Data excerpts
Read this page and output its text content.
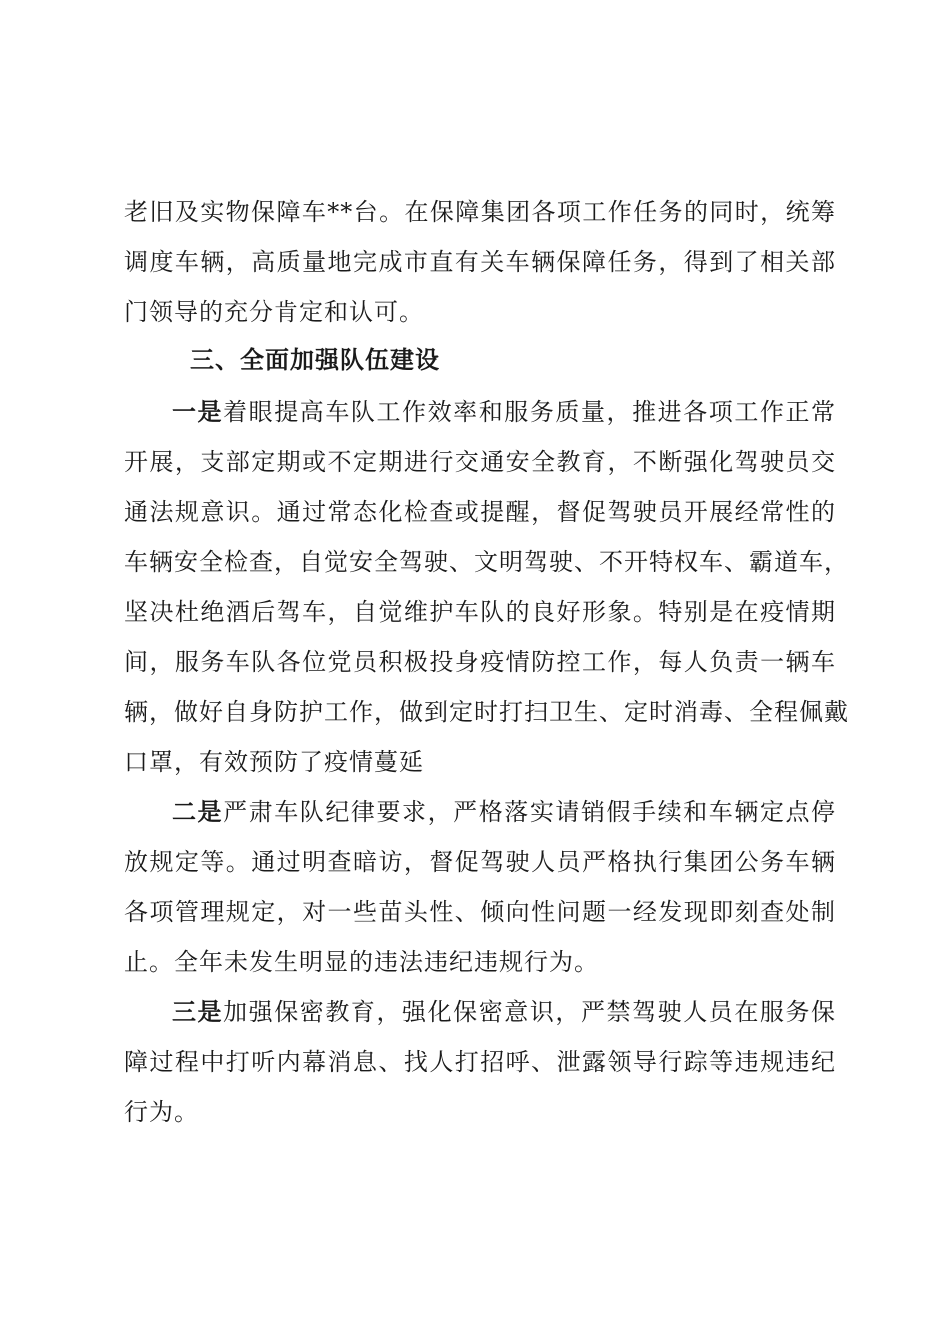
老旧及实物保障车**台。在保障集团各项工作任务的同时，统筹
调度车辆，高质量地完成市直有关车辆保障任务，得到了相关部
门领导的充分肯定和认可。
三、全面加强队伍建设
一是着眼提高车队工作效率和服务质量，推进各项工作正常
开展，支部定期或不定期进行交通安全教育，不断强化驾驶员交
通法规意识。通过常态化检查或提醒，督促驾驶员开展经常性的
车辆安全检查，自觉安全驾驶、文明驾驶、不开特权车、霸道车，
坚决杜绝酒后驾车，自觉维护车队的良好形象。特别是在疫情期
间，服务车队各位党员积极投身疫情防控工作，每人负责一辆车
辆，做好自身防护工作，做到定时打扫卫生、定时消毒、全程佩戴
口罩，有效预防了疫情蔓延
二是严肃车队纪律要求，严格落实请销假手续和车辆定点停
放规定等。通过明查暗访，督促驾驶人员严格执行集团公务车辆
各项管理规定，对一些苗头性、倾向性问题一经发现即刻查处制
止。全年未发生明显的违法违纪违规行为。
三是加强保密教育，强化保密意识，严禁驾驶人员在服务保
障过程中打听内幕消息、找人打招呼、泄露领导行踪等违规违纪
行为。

#### Task description
Each record must be quoted in full and exactly. Do not include the pictures.

#### Answer to the problem
Read this page and output its text content.
老旧及实物保障车**台。在保障集团各项工作任务的同时，统筹
调度车辆，高质量地完成市直有关车辆保障任务，得到了相关部
门领导的充分肯定和认可。
三、全面加强队伍建设
一是着眼提高车队工作效率和服务质量，推进各项工作正常
开展，支部定期或不定期进行交通安全教育，不断强化驾驶员交
通法规意识。通过常态化检查或提醒，督促驾驶员开展经常性的
车辆安全检查，自觉安全驾驶、文明驾驶、不开特权车、霸道车，
坚决杜绝酒后驾车，自觉维护车队的良好形象。特别是在疫情期
间，服务车队各位党员积极投身疫情防控工作，每人负责一辆车
辆，做好自身防护工作，做到定时打扫卫生、定时消毒、全程佩戴
口罩，有效预防了疫情蔓延
二是严肃车队纪律要求，严格落实请销假手续和车辆定点停
放规定等。通过明查暗访，督促驾驶人员严格执行集团公务车辆
各项管理规定，对一些苗头性、倾向性问题一经发现即刻查处制
止。全年未发生明显的违法违纪违规行为。
三是加强保密教育，强化保密意识，严禁驾驶人员在服务保
障过程中打听内幕消息、找人打招呼、泄露领导行踪等违规违纪
行为。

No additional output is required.